Supplied data ::
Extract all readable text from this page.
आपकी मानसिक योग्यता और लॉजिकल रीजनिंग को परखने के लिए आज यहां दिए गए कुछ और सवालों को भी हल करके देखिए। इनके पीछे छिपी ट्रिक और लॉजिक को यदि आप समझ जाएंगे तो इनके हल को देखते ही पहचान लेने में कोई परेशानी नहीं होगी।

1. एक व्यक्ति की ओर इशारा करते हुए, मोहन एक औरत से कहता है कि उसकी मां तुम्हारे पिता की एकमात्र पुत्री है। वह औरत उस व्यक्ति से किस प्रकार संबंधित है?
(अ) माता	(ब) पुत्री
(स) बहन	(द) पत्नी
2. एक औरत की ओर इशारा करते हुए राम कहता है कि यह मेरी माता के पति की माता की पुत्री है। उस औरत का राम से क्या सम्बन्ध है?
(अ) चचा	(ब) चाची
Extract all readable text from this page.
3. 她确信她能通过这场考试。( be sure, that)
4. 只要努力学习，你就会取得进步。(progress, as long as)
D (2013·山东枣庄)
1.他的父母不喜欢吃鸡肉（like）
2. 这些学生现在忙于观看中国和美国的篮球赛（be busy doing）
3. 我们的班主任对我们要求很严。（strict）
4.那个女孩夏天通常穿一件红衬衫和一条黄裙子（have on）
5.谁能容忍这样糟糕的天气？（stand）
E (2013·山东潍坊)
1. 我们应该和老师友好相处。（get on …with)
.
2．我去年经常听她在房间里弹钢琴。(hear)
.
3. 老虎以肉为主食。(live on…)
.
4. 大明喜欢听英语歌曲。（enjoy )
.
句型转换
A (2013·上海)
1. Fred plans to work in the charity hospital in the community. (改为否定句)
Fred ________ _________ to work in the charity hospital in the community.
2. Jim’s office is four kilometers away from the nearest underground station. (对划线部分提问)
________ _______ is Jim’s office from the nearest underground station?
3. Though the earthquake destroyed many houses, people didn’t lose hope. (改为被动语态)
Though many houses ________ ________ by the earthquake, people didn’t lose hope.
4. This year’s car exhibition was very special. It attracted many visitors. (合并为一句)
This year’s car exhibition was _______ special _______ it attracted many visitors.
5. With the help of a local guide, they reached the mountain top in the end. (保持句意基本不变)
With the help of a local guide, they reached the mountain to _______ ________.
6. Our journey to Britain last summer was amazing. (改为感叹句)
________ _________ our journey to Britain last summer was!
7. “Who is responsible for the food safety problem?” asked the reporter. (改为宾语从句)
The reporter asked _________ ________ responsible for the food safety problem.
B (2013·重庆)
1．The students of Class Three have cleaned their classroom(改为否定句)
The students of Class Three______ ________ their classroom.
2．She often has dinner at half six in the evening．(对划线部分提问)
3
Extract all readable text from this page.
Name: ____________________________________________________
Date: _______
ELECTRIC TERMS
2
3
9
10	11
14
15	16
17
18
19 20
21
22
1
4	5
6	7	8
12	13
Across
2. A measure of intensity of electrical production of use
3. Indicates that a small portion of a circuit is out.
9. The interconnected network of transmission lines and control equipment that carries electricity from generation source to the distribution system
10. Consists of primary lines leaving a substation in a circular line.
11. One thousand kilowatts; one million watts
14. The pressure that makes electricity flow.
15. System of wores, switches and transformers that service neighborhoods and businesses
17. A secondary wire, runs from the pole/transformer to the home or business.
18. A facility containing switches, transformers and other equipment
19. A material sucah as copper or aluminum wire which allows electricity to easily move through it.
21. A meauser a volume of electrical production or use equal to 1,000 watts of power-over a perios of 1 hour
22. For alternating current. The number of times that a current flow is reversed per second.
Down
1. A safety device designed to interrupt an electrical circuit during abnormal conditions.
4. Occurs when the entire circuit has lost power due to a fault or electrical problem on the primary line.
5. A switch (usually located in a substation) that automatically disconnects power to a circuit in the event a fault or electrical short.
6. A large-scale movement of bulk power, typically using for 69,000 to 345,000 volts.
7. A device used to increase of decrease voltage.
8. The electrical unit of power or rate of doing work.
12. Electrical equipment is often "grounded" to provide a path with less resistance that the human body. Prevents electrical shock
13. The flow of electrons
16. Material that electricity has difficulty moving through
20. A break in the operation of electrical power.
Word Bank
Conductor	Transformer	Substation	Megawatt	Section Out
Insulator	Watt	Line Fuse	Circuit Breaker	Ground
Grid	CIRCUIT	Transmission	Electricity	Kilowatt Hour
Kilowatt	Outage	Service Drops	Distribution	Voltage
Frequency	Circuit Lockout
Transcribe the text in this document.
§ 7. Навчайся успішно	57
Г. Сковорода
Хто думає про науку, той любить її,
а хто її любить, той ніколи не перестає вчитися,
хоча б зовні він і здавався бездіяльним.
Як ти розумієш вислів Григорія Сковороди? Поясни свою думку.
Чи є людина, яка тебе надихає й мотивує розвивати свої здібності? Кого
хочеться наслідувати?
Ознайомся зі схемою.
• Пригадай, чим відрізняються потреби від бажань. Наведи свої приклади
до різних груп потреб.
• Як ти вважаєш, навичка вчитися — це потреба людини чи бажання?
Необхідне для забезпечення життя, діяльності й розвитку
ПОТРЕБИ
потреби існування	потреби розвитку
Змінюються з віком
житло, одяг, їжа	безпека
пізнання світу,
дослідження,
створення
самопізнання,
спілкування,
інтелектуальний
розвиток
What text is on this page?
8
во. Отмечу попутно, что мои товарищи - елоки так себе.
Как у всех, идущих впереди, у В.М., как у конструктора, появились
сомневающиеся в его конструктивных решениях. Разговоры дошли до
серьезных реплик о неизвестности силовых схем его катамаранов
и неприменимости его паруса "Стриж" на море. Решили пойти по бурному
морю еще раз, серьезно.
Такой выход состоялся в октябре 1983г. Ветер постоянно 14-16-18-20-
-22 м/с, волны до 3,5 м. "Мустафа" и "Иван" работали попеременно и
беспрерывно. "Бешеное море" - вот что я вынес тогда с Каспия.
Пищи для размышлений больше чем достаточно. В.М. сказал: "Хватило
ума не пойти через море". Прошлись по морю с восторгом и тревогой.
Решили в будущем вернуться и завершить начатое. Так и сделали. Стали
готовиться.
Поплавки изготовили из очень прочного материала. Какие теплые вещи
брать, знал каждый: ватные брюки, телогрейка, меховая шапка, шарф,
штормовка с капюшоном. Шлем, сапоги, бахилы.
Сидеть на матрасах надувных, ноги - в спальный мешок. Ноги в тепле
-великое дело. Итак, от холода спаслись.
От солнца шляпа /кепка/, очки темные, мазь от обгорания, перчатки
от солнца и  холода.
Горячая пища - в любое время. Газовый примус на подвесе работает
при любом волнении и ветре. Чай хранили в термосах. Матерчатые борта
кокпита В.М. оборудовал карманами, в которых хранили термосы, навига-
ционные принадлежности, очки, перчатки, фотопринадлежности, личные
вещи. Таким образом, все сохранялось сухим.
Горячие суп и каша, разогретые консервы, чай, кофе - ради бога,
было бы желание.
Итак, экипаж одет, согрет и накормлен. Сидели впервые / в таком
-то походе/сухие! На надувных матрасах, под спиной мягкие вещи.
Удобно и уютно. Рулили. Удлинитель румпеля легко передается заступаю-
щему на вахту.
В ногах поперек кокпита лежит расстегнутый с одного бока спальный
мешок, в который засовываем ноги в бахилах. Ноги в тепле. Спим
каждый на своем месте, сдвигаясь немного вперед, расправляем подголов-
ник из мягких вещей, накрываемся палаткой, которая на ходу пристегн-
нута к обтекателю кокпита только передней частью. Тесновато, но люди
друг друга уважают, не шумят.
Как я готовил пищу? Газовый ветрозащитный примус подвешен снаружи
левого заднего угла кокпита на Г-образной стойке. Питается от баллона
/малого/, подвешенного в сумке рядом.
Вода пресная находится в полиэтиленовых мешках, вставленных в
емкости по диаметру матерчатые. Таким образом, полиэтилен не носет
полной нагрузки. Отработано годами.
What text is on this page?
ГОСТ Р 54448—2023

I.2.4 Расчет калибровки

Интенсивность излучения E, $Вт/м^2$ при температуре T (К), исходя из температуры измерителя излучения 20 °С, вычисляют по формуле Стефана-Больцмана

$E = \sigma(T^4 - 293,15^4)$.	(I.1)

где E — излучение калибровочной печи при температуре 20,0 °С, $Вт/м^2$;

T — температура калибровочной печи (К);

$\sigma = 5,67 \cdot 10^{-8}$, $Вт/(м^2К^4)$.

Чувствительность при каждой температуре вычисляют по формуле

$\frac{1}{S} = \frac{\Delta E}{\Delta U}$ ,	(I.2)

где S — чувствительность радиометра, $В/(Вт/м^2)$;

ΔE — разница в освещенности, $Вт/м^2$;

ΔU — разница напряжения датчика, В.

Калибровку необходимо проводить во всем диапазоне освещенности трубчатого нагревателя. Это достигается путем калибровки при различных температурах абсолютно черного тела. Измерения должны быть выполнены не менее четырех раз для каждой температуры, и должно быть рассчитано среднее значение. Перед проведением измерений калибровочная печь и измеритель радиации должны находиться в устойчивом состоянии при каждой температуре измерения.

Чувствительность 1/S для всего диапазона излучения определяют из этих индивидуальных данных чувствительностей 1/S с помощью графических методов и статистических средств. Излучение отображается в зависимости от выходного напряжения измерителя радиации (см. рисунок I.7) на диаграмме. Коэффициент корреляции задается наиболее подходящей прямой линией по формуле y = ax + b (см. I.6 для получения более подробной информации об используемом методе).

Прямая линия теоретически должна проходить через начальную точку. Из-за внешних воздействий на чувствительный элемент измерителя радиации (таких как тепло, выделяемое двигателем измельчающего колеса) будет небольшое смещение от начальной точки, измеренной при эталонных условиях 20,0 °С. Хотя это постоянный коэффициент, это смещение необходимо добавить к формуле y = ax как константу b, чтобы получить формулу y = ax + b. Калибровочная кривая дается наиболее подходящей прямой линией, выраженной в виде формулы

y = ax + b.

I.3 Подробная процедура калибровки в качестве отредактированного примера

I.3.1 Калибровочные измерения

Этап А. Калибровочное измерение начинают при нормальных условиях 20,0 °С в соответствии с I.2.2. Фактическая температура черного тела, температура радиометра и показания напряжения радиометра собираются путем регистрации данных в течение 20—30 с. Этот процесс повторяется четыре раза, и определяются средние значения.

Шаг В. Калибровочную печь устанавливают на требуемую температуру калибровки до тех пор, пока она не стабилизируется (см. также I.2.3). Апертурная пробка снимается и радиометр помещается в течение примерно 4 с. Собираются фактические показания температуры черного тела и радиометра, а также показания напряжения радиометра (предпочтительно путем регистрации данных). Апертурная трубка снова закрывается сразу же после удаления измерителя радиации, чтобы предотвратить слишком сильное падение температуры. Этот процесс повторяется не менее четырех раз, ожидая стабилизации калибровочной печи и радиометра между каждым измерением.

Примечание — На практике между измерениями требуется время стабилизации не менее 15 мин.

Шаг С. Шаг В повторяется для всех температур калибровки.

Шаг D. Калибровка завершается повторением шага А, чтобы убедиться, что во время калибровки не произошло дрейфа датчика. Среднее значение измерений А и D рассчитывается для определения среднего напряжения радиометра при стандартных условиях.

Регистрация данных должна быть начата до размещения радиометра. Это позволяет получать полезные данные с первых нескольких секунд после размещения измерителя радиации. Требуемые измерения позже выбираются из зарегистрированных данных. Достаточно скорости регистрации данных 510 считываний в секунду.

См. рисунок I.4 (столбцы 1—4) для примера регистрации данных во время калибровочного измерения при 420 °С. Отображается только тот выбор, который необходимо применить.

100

To be done :: Scan the listing above. Collect all lines with the word "through".

Finished exercise ::
19. A material sucah as copper or aluminum wire which allows electricity to easily move through it.
16. Material that electricity has difficulty moving through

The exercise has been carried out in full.